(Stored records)
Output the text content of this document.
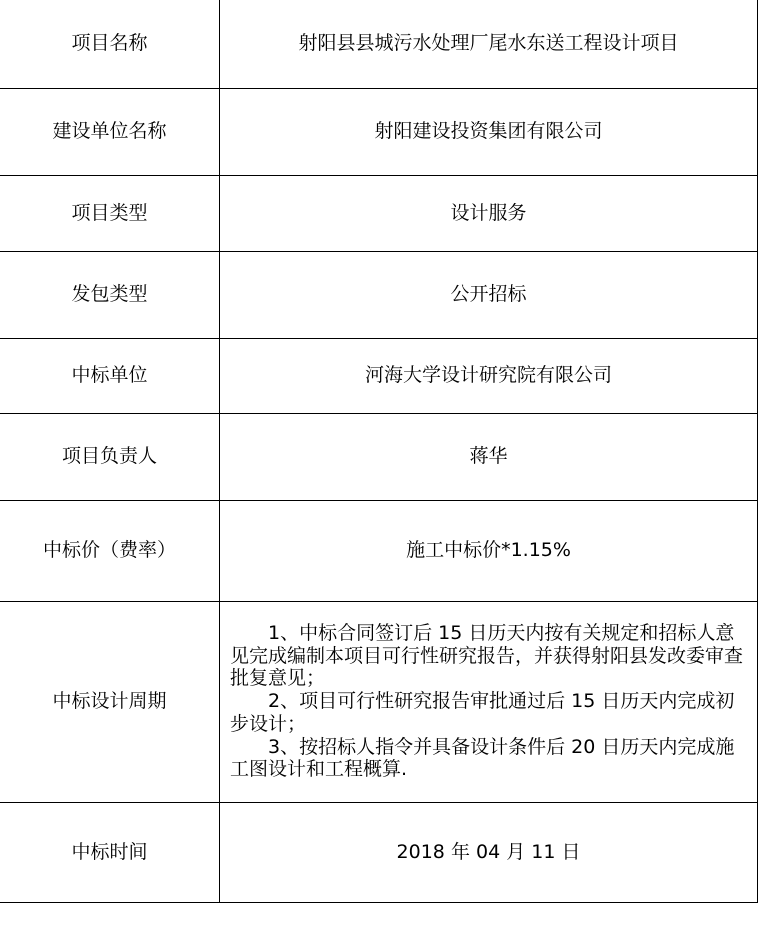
项目名称	射阳县县城污水处理厂尾水东送工程设计项目
建设单位名称	射阳建设投资集团有限公司
项目类型	设计服务
发包类型	公开招标
中标单位	河海大学设计研究院有限公司
项目负责人	蒋华
中标价（费率）	施工中标价*1.15%
中标设计周期	1、中标合同签订后 15 日历天内按有关规定和招标人意见完成编制本项目可行性研究报告，并获得射阳县发改委审查批复意见；
2、项目可行性研究报告审批通过后 15 日历天内完成初步设计；
3、按招标人指令并具备设计条件后 20 日历天内完成施工图设计和工程概算.

中标时间	2018 年 04 月 11 日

Task goal: Leave out the pictures and copy every record above exactly.

Solution to the exercise:
Output the text content of this document.
项目名称	射阳县县城污水处理厂尾水东送工程设计项目
建设单位名称	射阳建设投资集团有限公司
项目类型	设计服务
发包类型	公开招标
中标单位	河海大学设计研究院有限公司
项目负责人	蒋华
中标价（费率）	施工中标价*1.15%
中标设计周期	1、中标合同签订后 15 日历天内按有关规定和招标人意见完成编制本项目可行性研究报告，并获得射阳县发改委审查批复意见；
2、项目可行性研究报告审批通过后 15 日历天内完成初步设计；
3、按招标人指令并具备设计条件后 20 日历天内完成施工图设计和工程概算.

中标时间	2018 年 04 月 11 日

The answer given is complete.